[START OF Extracted data]
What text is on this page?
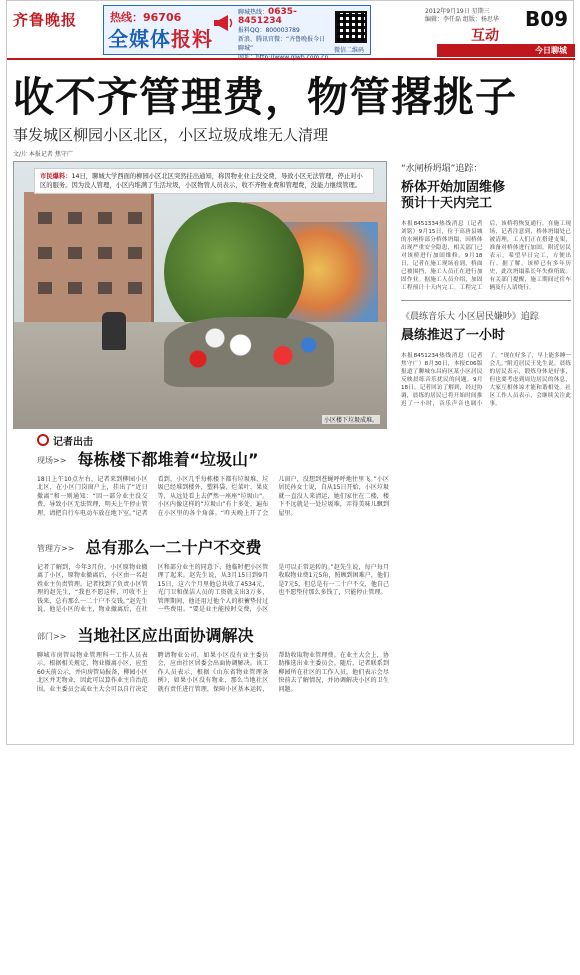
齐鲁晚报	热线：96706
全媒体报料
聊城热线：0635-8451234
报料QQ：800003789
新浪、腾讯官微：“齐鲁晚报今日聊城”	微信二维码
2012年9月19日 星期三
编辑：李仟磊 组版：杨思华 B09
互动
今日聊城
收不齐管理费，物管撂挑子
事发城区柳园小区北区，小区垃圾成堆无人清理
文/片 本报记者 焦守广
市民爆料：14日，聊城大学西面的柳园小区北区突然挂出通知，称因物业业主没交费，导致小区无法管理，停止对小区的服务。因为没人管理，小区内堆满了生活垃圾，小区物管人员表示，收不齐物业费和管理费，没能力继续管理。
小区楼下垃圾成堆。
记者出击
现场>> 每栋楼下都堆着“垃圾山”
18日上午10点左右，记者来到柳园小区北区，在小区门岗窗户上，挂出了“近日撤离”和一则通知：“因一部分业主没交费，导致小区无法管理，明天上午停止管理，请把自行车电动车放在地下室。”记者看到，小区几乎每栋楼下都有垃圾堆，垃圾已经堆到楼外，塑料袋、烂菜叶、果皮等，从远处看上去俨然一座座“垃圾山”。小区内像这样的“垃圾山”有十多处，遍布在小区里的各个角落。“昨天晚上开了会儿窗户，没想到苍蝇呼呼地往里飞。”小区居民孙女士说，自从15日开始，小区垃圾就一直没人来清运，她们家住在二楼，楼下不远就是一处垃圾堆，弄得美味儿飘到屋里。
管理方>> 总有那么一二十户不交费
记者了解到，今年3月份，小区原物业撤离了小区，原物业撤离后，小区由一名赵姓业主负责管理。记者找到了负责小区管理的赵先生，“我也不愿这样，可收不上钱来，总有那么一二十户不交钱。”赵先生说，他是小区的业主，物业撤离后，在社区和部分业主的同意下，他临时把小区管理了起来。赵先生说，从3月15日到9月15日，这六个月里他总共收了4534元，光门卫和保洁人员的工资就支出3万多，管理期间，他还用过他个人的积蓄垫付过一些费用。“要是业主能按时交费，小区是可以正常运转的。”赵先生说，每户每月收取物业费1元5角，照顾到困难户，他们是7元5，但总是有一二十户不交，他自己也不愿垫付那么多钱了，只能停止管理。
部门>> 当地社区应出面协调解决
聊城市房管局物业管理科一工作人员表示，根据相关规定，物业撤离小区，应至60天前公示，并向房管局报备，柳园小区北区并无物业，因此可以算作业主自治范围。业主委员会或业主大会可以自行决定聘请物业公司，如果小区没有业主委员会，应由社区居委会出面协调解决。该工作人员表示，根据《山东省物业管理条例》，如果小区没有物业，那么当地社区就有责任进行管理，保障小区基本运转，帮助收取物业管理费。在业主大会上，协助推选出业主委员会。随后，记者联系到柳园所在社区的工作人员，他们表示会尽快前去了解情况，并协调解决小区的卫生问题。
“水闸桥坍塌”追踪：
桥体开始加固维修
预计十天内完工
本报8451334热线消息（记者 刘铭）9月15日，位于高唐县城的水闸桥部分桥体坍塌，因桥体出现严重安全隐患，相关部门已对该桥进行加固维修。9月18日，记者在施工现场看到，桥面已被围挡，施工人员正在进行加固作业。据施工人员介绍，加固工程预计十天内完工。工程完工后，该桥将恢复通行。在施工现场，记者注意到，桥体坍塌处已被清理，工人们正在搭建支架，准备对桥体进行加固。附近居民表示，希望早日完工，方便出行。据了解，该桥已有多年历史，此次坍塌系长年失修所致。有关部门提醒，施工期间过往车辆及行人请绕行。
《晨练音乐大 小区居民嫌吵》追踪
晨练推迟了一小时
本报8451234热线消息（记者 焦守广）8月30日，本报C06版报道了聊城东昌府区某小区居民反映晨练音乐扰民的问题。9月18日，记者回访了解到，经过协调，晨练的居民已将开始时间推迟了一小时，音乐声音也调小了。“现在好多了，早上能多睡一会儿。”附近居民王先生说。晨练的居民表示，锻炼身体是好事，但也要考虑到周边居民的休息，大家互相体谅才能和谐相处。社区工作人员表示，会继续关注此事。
[END OF Extracted data]
[START OF Extracted data]
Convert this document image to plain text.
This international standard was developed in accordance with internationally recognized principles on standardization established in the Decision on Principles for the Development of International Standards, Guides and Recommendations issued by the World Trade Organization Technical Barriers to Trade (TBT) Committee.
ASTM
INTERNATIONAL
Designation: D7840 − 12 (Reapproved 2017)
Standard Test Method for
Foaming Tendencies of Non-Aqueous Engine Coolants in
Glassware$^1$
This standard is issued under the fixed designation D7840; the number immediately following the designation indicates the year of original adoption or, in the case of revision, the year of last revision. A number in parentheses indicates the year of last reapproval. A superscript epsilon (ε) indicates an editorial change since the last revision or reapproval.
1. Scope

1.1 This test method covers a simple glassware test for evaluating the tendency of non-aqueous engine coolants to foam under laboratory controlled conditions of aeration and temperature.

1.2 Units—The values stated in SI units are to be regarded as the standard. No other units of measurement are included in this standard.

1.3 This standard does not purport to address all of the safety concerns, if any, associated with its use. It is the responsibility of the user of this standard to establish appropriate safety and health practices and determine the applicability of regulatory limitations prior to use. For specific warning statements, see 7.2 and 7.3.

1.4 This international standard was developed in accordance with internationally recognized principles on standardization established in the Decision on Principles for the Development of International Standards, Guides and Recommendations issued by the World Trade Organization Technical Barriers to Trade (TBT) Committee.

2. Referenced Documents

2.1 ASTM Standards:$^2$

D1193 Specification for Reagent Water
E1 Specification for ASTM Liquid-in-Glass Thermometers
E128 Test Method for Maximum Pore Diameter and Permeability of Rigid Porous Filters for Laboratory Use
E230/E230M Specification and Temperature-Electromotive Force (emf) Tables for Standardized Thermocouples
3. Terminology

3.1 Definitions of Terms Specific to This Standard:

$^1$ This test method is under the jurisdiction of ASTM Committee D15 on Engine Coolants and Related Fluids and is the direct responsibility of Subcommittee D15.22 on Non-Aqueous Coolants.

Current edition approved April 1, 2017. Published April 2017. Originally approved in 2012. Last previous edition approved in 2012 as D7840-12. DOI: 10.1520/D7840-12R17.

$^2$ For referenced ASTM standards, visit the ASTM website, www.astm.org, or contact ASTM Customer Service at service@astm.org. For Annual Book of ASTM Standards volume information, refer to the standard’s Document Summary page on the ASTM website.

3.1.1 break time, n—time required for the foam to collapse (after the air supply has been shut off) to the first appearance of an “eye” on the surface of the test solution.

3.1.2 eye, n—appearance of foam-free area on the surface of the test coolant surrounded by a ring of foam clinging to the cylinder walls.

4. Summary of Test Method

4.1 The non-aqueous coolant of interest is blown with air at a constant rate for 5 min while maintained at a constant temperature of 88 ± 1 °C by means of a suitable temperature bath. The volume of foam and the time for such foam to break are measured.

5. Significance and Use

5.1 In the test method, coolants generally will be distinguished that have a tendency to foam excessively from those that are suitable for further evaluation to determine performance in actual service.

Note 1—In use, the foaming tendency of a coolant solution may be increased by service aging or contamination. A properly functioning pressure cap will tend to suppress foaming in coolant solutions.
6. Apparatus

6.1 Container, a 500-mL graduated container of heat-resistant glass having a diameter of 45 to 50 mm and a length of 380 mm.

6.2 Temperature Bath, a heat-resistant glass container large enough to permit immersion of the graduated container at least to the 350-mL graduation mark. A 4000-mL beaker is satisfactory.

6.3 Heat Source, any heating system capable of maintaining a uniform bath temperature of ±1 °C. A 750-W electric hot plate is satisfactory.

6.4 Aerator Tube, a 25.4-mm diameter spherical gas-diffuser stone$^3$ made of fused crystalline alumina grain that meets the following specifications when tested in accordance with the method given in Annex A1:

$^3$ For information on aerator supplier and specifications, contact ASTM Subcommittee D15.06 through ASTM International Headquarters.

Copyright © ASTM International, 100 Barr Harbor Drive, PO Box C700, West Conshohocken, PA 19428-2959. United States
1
[END OF Extracted data]
[START OF Extracted data]
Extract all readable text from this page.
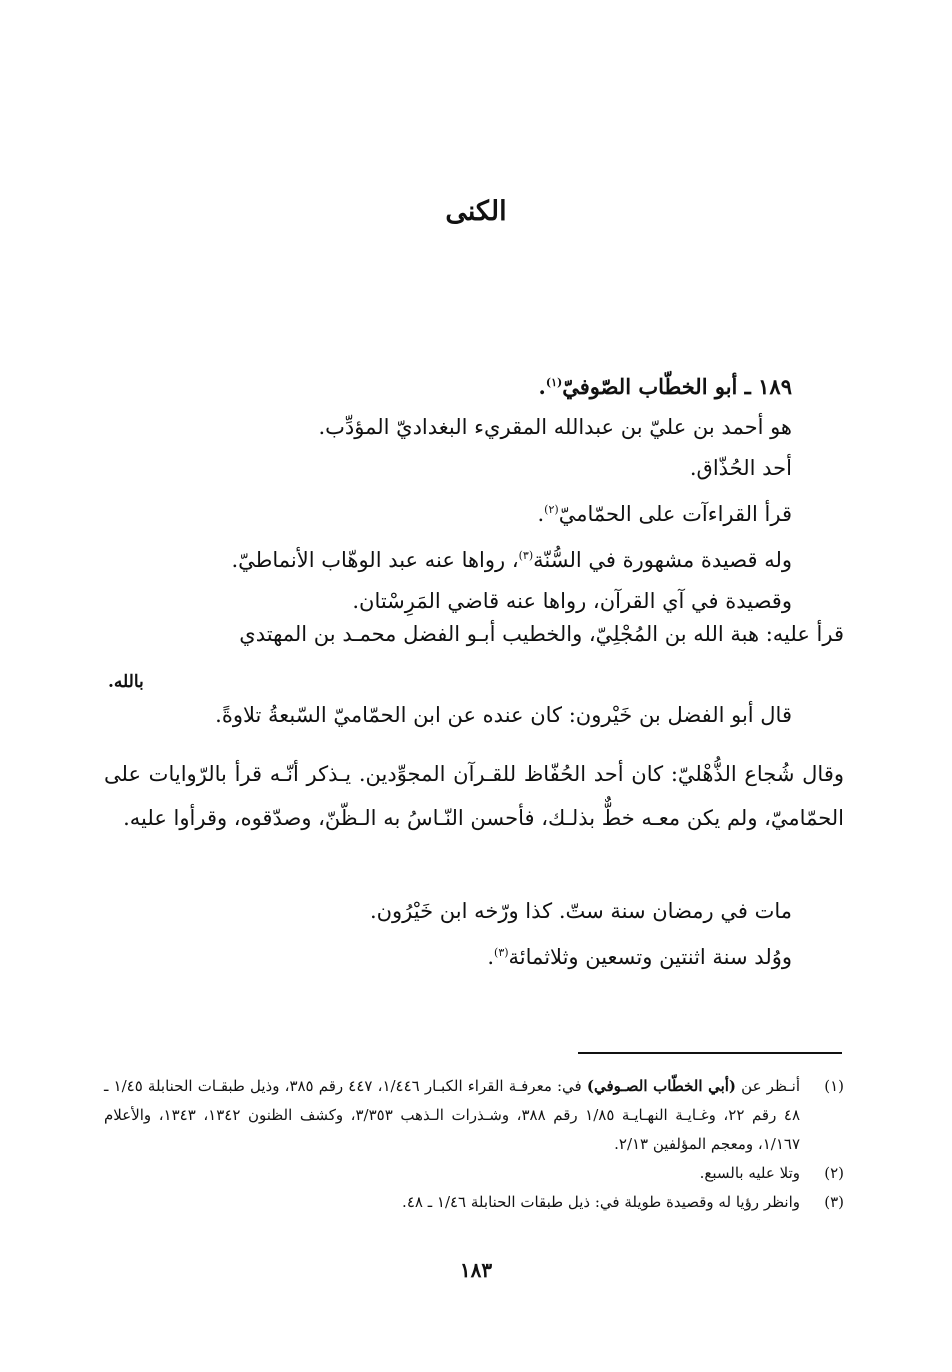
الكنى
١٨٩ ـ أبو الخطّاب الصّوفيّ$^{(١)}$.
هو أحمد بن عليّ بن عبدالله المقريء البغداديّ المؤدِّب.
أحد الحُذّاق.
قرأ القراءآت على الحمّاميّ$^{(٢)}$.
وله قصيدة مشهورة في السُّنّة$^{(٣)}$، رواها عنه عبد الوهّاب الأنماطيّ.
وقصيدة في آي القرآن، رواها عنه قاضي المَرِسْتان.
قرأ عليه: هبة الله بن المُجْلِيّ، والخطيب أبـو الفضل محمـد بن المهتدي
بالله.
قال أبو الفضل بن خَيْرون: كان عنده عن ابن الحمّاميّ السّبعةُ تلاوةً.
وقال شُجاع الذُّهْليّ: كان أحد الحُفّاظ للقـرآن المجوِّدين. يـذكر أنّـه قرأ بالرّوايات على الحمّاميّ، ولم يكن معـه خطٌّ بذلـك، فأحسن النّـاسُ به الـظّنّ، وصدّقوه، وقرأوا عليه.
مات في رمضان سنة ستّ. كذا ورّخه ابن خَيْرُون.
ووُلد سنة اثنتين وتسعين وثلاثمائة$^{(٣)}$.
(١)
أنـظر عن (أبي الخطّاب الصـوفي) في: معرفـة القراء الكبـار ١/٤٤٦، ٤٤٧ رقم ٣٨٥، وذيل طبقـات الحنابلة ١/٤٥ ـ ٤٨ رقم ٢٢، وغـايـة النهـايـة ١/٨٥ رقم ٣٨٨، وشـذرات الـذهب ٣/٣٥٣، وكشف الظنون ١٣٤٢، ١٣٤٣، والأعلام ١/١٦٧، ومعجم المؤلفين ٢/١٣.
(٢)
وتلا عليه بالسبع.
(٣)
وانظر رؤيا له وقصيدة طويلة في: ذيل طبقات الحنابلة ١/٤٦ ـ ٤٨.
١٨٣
[END OF Extracted data]
Collect every line with the string "وقصيدة" from the records, and copy each.

وقصيدة في آي القرآن، رواها عنه قاضي المَرِسْتان.
وانظر رؤيا له وقصيدة طويلة في: ذيل طبقات الحنابلة ١/٤٦ ـ ٤٨.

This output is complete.